## [What is needed]
Report how many lines of these entries hold the string "COUTY"; reply with the number alone.

## [Data excerpts]
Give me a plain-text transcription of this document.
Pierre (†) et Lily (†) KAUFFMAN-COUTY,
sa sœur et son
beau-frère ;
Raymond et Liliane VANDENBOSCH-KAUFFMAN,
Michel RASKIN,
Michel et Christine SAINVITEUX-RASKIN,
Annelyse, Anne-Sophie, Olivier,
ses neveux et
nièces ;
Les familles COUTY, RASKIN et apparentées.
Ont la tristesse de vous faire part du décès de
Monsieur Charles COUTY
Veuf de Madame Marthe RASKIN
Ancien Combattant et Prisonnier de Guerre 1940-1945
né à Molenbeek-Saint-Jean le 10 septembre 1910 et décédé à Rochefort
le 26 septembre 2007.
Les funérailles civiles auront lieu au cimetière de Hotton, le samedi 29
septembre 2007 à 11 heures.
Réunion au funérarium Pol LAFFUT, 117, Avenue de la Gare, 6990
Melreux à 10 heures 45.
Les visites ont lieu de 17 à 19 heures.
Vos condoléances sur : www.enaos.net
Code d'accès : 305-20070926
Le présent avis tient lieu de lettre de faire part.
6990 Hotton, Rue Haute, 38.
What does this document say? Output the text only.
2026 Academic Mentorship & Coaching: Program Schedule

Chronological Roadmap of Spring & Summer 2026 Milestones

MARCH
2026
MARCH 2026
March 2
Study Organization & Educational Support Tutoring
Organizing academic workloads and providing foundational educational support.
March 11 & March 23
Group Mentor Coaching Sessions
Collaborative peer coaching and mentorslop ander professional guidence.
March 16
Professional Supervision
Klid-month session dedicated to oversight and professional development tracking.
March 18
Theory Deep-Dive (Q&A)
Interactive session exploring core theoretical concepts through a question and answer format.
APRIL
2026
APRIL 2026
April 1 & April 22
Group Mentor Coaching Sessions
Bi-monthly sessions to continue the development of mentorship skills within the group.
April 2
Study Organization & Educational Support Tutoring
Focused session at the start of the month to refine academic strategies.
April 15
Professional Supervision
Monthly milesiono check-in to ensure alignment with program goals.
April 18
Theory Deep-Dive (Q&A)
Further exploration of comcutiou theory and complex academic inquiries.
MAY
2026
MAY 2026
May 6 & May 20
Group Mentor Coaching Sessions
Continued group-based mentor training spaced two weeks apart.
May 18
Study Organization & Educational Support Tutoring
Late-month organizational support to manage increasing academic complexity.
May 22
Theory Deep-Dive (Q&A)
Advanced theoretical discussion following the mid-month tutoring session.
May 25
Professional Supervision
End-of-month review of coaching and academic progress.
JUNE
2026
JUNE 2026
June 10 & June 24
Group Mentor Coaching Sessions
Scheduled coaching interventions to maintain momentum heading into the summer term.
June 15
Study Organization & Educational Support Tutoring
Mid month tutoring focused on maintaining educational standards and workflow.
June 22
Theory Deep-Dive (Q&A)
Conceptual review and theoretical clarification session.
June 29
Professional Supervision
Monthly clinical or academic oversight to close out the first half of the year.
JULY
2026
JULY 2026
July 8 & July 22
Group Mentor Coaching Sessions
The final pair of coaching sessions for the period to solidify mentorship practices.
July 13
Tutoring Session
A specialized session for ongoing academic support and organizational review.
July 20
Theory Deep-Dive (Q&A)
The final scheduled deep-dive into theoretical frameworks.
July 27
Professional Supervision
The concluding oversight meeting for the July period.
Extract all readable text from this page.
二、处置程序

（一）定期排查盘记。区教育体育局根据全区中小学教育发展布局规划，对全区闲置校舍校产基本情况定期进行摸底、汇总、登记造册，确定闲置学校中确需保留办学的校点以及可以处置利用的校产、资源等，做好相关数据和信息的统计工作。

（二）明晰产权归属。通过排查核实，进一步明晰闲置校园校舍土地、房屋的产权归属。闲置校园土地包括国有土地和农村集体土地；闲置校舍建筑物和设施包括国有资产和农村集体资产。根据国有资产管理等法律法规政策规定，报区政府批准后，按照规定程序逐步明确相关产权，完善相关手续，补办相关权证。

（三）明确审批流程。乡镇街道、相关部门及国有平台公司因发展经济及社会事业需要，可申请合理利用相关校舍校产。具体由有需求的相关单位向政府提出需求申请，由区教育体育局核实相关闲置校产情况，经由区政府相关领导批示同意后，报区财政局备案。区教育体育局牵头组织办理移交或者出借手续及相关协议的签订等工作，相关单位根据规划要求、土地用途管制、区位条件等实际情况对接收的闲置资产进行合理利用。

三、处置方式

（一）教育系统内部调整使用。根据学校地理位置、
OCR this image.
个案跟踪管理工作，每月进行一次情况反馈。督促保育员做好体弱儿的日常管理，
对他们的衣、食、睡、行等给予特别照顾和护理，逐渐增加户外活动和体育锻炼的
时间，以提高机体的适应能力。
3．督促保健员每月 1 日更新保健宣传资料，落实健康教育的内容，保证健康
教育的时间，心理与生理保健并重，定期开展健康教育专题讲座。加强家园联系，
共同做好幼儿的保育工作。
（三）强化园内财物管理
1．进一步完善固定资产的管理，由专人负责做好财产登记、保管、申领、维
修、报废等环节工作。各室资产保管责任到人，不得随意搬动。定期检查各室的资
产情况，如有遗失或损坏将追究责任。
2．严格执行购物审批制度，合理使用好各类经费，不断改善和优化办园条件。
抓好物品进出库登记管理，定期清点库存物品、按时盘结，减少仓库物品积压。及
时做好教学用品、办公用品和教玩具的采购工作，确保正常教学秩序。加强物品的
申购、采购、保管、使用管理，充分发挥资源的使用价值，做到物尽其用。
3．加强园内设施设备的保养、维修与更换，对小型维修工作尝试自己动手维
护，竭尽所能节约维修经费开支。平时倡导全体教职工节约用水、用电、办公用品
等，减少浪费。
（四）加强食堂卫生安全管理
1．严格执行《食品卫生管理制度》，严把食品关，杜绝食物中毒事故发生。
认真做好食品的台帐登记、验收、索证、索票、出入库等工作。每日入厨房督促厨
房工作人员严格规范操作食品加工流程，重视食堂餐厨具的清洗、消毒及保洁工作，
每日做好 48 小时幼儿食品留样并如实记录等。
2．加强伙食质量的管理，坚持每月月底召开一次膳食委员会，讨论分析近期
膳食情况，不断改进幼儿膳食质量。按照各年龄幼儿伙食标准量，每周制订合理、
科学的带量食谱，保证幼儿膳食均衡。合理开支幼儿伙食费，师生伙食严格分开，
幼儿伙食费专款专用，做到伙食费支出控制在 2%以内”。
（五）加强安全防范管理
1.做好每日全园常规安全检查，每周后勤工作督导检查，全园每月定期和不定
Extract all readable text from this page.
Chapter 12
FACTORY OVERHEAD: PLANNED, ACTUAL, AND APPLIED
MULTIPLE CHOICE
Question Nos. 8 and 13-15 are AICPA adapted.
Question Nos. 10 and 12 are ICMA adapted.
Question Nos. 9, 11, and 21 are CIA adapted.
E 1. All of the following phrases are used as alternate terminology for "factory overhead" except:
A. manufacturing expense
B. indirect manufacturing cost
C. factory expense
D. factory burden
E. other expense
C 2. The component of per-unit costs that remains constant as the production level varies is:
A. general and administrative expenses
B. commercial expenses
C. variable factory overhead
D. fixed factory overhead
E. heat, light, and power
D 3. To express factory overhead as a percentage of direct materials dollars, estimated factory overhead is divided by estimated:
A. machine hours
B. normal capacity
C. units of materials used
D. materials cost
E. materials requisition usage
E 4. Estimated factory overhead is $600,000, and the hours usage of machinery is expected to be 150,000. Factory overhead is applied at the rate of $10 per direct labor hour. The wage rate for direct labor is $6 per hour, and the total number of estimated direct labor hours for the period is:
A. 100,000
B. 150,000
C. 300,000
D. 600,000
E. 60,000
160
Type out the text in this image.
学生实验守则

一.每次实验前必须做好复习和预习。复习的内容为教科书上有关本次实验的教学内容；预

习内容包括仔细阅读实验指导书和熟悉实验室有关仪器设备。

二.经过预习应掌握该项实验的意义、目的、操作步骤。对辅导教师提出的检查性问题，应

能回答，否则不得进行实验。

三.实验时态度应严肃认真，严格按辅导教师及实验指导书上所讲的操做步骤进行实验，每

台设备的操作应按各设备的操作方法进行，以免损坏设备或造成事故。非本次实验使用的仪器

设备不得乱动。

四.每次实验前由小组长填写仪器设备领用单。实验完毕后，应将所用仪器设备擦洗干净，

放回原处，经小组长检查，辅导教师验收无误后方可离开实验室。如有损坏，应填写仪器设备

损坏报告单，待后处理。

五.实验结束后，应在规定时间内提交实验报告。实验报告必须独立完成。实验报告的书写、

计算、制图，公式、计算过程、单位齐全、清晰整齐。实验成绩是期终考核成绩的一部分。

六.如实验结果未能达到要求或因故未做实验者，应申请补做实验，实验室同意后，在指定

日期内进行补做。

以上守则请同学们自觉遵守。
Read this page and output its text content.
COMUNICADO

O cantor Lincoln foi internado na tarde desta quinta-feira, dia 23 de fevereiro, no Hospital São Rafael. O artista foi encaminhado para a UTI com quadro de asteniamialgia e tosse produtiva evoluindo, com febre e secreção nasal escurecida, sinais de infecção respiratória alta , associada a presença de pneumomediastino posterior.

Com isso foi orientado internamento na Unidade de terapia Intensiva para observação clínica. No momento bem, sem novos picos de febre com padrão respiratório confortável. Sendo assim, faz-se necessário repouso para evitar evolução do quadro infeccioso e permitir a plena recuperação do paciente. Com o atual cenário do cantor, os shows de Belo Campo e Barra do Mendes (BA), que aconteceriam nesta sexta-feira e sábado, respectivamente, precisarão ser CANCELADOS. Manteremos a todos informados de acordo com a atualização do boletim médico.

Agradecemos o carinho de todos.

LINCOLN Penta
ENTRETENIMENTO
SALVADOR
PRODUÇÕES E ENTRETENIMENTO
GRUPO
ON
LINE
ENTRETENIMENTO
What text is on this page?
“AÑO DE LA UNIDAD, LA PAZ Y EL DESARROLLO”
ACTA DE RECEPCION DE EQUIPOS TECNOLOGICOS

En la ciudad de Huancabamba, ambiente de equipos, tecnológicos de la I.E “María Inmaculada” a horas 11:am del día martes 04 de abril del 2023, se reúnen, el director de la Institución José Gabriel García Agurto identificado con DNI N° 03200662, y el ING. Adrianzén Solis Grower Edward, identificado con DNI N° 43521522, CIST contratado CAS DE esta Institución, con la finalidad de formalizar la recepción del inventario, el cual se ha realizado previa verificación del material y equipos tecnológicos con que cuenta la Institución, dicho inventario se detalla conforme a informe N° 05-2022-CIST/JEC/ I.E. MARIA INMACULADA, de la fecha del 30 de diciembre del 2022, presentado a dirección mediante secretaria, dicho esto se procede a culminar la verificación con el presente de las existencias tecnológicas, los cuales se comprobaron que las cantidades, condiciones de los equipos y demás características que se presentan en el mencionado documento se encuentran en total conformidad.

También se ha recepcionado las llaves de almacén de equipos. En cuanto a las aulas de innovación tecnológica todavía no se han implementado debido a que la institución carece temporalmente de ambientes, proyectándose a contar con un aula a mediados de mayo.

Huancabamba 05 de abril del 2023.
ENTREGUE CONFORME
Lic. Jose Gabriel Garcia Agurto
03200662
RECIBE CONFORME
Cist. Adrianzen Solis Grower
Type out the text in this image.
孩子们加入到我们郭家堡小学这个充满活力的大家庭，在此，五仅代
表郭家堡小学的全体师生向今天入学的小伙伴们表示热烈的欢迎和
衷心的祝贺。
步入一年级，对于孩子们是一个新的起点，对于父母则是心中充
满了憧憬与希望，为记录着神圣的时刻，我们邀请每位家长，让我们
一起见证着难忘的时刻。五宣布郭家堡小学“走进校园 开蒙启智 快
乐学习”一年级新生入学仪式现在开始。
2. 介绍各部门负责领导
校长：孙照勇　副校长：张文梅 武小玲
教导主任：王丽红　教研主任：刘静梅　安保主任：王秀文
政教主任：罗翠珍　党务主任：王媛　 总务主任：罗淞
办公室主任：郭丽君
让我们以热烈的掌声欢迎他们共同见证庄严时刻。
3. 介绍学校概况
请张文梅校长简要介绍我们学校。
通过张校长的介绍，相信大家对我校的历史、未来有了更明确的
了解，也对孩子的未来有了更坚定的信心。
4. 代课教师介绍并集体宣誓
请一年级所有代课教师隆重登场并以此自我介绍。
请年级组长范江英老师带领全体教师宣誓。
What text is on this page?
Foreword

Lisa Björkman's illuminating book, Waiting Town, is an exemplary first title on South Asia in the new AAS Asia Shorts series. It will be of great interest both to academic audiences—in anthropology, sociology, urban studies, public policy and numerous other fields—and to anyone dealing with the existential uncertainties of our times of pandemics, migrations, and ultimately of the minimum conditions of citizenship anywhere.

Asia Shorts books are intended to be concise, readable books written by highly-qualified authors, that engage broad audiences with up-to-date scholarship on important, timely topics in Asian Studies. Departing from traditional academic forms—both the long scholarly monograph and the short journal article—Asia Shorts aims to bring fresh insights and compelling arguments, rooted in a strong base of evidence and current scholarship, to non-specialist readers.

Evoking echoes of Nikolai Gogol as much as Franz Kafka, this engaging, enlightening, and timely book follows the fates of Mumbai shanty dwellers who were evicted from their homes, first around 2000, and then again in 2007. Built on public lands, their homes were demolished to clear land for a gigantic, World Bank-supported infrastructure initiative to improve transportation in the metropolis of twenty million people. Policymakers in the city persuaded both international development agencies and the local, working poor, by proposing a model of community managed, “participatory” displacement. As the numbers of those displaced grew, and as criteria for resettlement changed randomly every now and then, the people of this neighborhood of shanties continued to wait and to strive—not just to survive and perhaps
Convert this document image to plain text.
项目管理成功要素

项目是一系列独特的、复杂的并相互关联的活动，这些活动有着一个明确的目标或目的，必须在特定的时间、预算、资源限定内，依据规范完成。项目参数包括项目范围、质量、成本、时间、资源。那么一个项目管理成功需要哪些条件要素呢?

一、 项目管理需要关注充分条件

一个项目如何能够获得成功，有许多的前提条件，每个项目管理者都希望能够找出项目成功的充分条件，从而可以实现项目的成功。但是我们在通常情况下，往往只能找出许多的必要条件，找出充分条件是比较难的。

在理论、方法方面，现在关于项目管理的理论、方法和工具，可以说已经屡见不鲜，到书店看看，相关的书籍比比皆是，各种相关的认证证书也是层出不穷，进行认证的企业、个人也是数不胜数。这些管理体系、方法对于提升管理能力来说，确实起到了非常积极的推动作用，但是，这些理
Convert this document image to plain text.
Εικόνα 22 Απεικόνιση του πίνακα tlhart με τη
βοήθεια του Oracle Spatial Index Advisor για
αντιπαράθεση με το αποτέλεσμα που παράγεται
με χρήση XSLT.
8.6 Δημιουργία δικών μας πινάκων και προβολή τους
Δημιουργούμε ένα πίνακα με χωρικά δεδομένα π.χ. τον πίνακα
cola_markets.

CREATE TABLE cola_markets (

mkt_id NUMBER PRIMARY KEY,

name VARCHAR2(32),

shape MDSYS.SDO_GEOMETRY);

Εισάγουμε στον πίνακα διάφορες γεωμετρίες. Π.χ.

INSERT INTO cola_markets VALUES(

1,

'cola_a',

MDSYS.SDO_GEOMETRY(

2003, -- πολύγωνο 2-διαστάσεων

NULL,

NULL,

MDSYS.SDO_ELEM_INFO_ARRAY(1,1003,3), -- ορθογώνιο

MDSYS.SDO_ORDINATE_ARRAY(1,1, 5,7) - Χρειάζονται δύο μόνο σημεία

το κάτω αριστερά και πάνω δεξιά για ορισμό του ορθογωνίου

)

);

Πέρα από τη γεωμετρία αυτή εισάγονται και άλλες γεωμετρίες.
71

## [Expected answer]
3